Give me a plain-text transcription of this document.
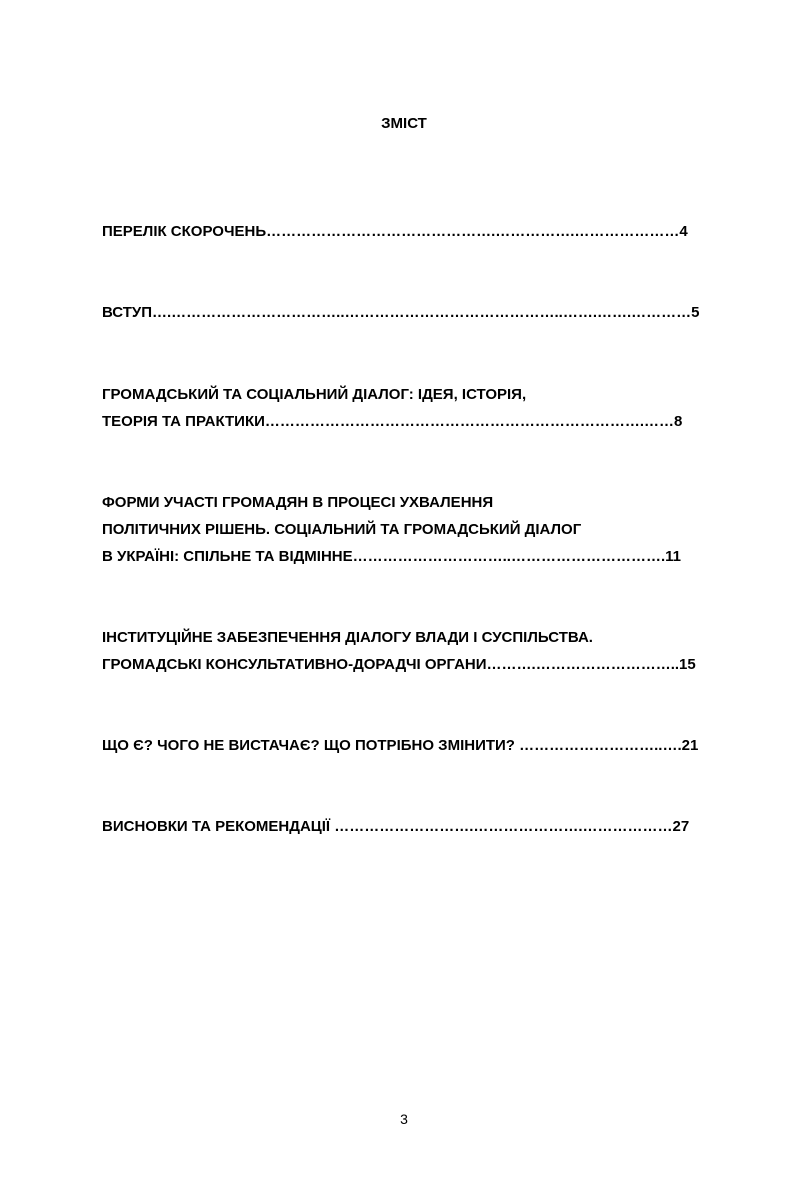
ЗМІСТ
ПЕРЕЛІК СКОРОЧЕНЬ……………………………………….…………….…………………4
ВСТУП….……………………………..……………………………………..…….…….…………5
ГРОМАДСЬКИЙ ТА СОЦІАЛЬНИЙ ДІАЛОГ: ІДЕЯ, ІСТОРІЯ,
ТЕОРІЯ ТА ПРАКТИКИ………………………………………………………………….……8
ФОРМИ УЧАСТІ ГРОМАДЯН В ПРОЦЕСІ УХВАЛЕННЯ
ПОЛІТИЧНИХ РІШЕНЬ. СОЦІАЛЬНИЙ ТА ГРОМАДСЬКИЙ ДІАЛОГ
В УКРАЇНІ: СПІЛЬНЕ ТА ВІДМІННЕ…………………………..………………………….11
ІНСТИТУЦІЙНЕ ЗАБЕЗПЕЧЕННЯ ДІАЛОГУ ВЛАДИ І СУСПІЛЬСТВА.
ГРОМАДСЬКІ КОНСУЛЬТАТИВНО-ДОРАДЧІ ОРГАНИ……….………………………..15
ЩО Є? ЧОГО НЕ ВИСТАЧАЄ? ЩО ПОТРІБНО ЗМІНИТИ? ………………………..….21
ВИСНОВКИ ТА РЕКОМЕНДАЦІЇ ……………………….………………….………………27
3
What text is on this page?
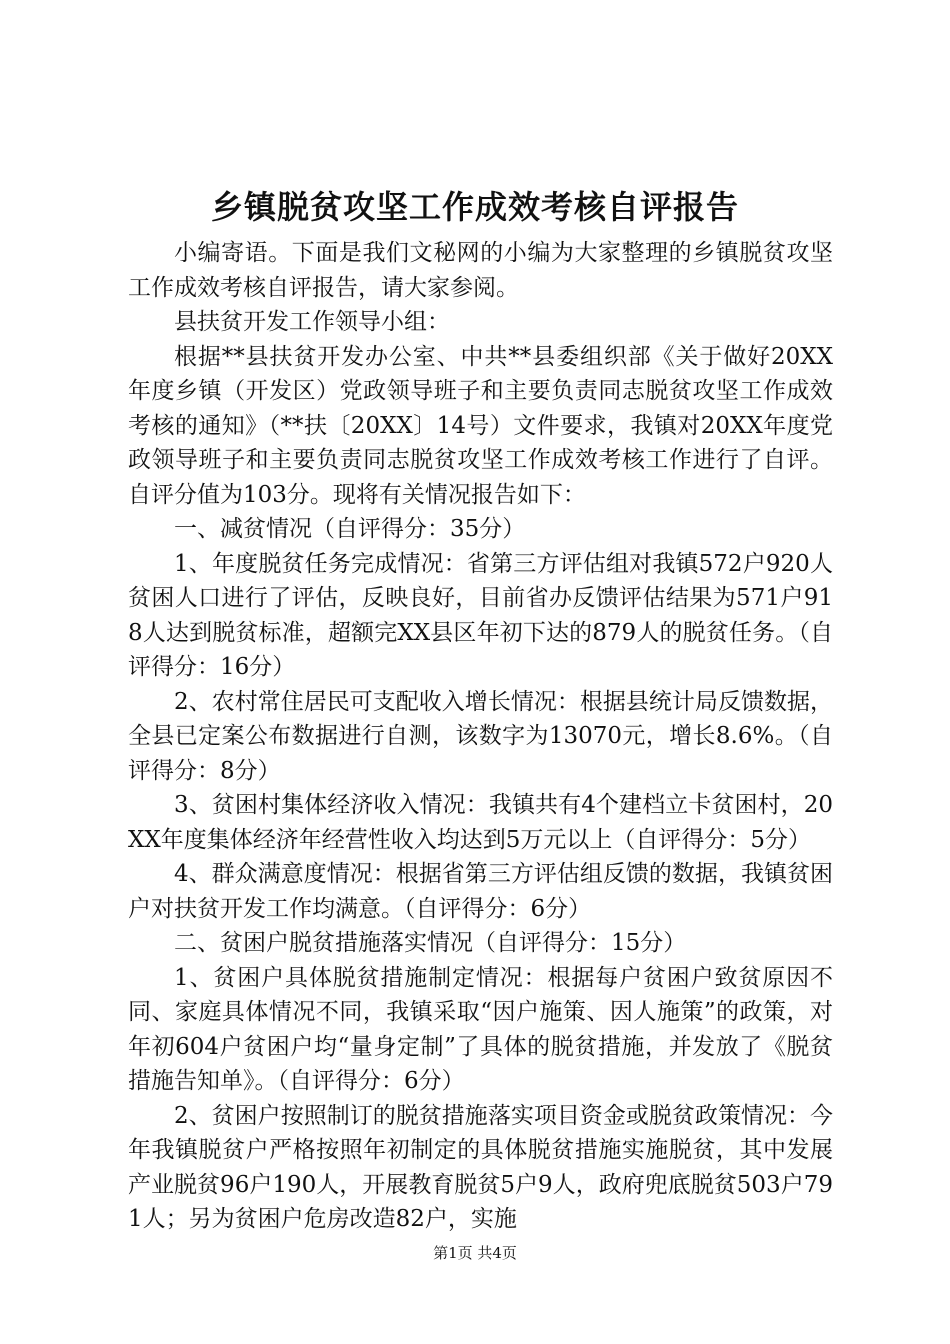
乡镇脱贫攻坚工作成效考核自评报告

小编寄语。下面是我们文秘网的小编为大家整理的乡镇脱贫攻坚工作成效考核自评报告，请大家参阅。

县扶贫开发工作领导小组：

根据**县扶贫开发办公室、中共**县委组织部《关于做好20XX年度乡镇（开发区）党政领导班子和主要负责同志脱贫攻坚工作成效考核的通知》（**扶〔20XX〕14号）文件要求，我镇对20XX年度党政领导班子和主要负责同志脱贫攻坚工作成效考核工作进行了自评。自评分值为103分。现将有关情况报告如下：

一、减贫情况（自评得分：35分）

1、年度脱贫任务完成情况：省第三方评估组对我镇572户920人贫困人口进行了评估，反映良好，目前省办反馈评估结果为571户918人达到脱贫标准，超额完XX县区年初下达的879人的脱贫任务。（自评得分：16分）

2、农村常住居民可支配收入增长情况：根据县统计局反馈数据，全县已定案公布数据进行自测，该数字为13070元，增长8.6%。（自评得分：8分）

3、贫困村集体经济收入情况：我镇共有4个建档立卡贫困村，20XX年度集体经济年经营性收入均达到5万元以上（自评得分：5分）

4、群众满意度情况：根据省第三方评估组反馈的数据，我镇贫困户对扶贫开发工作均满意。（自评得分：6分）

二、贫困户脱贫措施落实情况（自评得分：15分）

1、贫困户具体脱贫措施制定情况：根据每户贫困户致贫原因不同、家庭具体情况不同，我镇采取“因户施策、因人施策”的政策，对年初604户贫困户均“量身定制”了具体的脱贫措施，并发放了《脱贫措施告知单》。（自评得分：6分）

2、贫困户按照制订的脱贫措施落实项目资金或脱贫政策情况：今年我镇脱贫户严格按照年初制定的具体脱贫措施实施脱贫，其中发展产业脱贫96户190人，开展教育脱贫5户9人，政府兜底脱贫503户791人；另为贫困户危房改造82户，实施

第1页 共4页
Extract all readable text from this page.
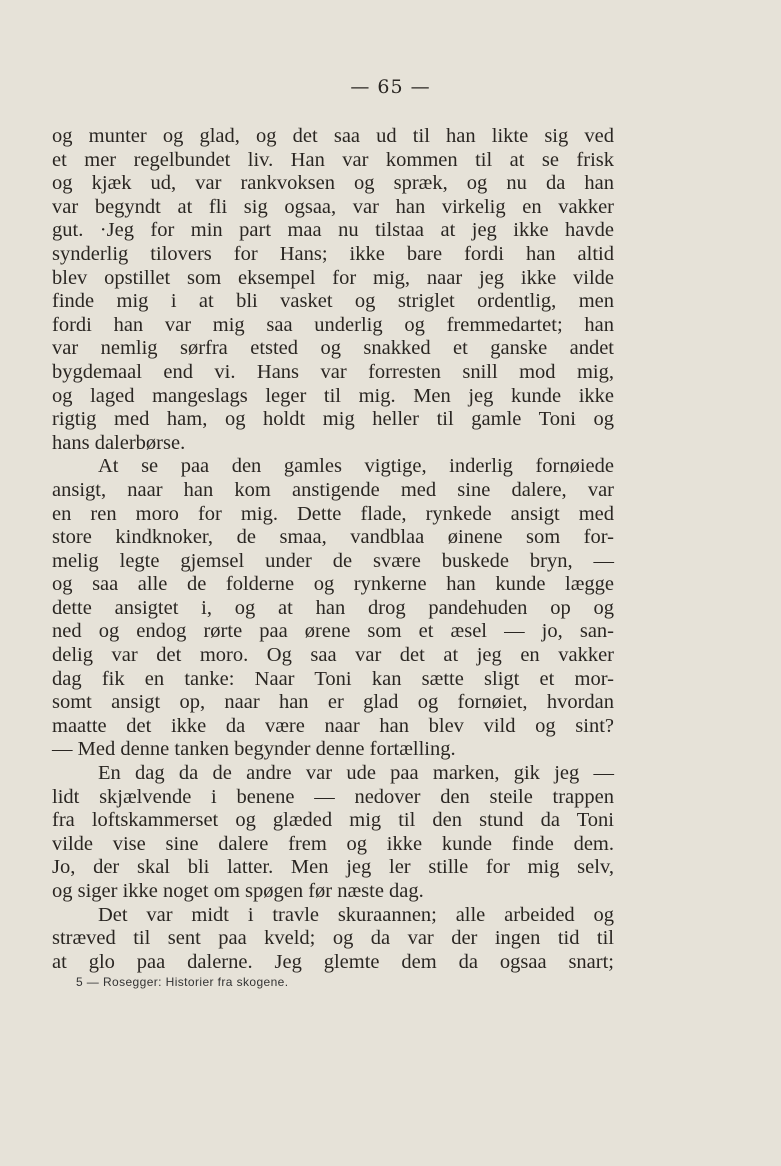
— 65 —
og munter og glad, og det saa ud til han likte sig ved
et mer regelbundet liv. Han var kommen til at se frisk
og kjæk ud, var rankvoksen og spræk, og nu da han
var begyndt at fli sig ogsaa, var han virkelig en vakker
gut. ·Jeg for min part maa nu tilstaa at jeg ikke havde
synderlig tilovers for Hans; ikke bare fordi han altid
blev opstillet som eksempel for mig, naar jeg ikke vilde
finde mig i at bli vasket og striglet ordentlig, men
fordi han var mig saa underlig og fremmedartet; han
var nemlig sørfra etsted og snakked et ganske andet
bygdemaal end vi. Hans var forresten snill mod mig,
og laged mangeslags leger til mig. Men jeg kunde ikke
rigtig med ham, og holdt mig heller til gamle Toni og
hans dalerbørse.
At se paa den gamles vigtige, inderlig fornøiede
ansigt, naar han kom anstigende med sine dalere, var
en ren moro for mig. Dette flade, rynkede ansigt med
store kindknoker, de smaa, vandblaa øinene som for-
melig legte gjemsel under de svære buskede bryn, —
og saa alle de folderne og rynkerne han kunde lægge
dette ansigtet i, og at han drog pandehuden op og
ned og endog rørte paa ørene som et æsel — jo, san-
delig var det moro. Og saa var det at jeg en vakker
dag fik en tanke: Naar Toni kan sætte sligt et mor-
somt ansigt op, naar han er glad og fornøiet, hvordan
maatte det ikke da være naar han blev vild og sint?
— Med denne tanken begynder denne fortælling.
En dag da de andre var ude paa marken, gik jeg —
lidt skjælvende i benene — nedover den steile trappen
fra loftskammerset og glæded mig til den stund da Toni
vilde vise sine dalere frem og ikke kunde finde dem.
Jo, der skal bli latter. Men jeg ler stille for mig selv,
og siger ikke noget om spøgen før næste dag.
Det var midt i travle skuraannen; alle arbeided og
stræved til sent paa kveld; og da var der ingen tid til
at glo paa dalerne. Jeg glemte dem da ogsaa snart;
5 — Rosegger: Historier fra skogene.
== == ==
= What you should do =
Return the lines of the records that include the string "fordi".

= Task result =
synderlig tilovers for Hans; ikke bare fordi han altid
fordi han var mig saa underlig og fremmedartet; han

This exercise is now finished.